» Your objective:
Answer with one number: the count of lines in the listing below that hold the word "name".

Data entries for graphics:
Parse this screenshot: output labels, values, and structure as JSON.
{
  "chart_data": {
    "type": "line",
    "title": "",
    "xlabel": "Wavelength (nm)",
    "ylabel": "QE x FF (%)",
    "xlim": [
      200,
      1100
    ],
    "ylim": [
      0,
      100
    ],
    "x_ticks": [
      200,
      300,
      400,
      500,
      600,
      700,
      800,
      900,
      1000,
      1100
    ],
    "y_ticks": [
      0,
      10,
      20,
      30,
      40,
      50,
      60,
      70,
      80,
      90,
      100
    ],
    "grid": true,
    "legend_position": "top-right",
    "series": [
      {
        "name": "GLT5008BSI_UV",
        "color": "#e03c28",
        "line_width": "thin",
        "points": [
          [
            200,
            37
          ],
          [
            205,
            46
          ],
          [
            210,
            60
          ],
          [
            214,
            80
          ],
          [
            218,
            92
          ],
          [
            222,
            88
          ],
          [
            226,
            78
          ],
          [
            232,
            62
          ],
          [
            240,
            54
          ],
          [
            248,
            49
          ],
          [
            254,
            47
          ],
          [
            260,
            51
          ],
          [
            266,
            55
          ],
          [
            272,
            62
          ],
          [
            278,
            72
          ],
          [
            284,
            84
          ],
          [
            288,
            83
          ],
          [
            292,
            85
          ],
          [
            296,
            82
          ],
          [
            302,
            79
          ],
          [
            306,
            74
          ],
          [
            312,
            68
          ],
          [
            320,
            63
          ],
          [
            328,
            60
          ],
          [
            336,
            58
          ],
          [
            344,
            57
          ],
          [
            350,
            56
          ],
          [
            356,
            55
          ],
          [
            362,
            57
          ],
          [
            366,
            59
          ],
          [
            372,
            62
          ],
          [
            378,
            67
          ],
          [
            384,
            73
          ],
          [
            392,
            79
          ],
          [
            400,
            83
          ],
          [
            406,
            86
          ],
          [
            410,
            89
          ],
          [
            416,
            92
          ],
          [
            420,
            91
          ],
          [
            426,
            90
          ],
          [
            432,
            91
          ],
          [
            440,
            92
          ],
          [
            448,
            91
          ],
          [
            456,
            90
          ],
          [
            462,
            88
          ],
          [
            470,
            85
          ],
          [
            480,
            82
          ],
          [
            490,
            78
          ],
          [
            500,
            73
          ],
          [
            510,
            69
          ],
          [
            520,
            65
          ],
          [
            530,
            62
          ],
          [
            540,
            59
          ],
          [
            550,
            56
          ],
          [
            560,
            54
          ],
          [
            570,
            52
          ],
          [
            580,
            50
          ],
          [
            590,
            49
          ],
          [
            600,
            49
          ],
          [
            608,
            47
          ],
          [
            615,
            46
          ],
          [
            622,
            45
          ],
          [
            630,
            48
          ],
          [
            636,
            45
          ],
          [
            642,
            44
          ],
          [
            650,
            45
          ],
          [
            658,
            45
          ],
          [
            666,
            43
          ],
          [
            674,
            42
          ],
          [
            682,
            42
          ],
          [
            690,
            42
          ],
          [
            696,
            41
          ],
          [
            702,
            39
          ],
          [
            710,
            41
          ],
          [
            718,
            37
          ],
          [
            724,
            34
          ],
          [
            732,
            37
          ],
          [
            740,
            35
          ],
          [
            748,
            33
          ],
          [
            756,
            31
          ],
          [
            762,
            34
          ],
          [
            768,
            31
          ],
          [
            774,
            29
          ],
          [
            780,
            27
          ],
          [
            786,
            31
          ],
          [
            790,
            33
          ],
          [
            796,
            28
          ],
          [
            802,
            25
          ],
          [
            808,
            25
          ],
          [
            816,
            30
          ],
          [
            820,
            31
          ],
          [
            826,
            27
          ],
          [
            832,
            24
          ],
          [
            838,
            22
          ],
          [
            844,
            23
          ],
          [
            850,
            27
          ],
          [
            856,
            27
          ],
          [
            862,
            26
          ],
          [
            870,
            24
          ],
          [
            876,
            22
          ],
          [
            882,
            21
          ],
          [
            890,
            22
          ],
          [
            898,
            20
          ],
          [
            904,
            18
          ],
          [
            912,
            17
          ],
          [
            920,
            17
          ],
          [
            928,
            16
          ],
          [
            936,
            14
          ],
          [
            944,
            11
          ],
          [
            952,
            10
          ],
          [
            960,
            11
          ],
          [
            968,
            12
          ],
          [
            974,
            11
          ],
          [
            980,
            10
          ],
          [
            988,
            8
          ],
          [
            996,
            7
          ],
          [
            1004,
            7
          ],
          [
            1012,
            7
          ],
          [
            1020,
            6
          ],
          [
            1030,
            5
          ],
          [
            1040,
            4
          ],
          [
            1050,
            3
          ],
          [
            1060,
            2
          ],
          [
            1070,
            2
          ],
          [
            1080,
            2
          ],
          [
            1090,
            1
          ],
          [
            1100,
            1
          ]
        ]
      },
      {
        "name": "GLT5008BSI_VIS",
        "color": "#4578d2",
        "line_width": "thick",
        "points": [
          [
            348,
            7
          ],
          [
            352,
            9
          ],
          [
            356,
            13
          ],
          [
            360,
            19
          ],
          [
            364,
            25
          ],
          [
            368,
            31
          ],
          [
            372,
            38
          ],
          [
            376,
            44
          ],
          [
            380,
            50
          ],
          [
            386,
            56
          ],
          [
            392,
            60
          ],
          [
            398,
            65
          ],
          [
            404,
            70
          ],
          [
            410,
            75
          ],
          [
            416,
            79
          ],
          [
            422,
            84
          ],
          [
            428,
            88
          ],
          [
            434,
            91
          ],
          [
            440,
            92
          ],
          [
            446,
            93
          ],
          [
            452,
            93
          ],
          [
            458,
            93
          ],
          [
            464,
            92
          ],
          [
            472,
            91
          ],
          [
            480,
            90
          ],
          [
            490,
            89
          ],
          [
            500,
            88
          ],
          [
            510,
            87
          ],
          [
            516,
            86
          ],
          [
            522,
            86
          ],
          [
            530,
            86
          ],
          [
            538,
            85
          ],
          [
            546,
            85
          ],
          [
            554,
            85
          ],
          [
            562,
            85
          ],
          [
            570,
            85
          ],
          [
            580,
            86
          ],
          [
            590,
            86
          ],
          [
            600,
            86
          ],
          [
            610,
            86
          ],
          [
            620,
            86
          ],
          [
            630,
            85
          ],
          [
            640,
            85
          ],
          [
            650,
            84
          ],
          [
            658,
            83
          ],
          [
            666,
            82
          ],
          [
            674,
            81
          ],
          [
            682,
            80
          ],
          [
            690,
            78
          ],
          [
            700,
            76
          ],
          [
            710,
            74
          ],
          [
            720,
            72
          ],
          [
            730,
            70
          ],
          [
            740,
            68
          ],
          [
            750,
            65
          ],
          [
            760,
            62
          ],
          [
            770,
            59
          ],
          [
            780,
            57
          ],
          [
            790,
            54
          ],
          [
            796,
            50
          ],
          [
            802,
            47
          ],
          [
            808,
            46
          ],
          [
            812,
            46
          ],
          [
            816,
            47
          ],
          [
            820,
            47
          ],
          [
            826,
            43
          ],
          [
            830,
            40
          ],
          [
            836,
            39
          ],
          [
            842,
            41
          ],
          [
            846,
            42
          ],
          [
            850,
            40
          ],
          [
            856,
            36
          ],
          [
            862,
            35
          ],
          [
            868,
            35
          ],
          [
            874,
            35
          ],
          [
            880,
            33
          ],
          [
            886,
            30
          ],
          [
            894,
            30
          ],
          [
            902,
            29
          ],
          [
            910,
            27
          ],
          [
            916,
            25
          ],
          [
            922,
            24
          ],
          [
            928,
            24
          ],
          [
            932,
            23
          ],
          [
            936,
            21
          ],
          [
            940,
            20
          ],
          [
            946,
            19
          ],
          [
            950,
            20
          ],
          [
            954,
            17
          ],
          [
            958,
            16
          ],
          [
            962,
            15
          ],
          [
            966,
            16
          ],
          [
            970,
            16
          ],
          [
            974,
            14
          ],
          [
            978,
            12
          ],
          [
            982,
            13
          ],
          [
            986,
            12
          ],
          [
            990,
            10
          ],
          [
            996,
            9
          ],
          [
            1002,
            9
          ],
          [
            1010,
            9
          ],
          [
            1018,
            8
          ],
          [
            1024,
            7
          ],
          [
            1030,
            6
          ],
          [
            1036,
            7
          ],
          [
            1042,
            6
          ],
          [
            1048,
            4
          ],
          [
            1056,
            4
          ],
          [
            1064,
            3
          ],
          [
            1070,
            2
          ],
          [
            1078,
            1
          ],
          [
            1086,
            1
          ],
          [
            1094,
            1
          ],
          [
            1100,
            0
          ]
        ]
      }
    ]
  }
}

» Problem solution:
2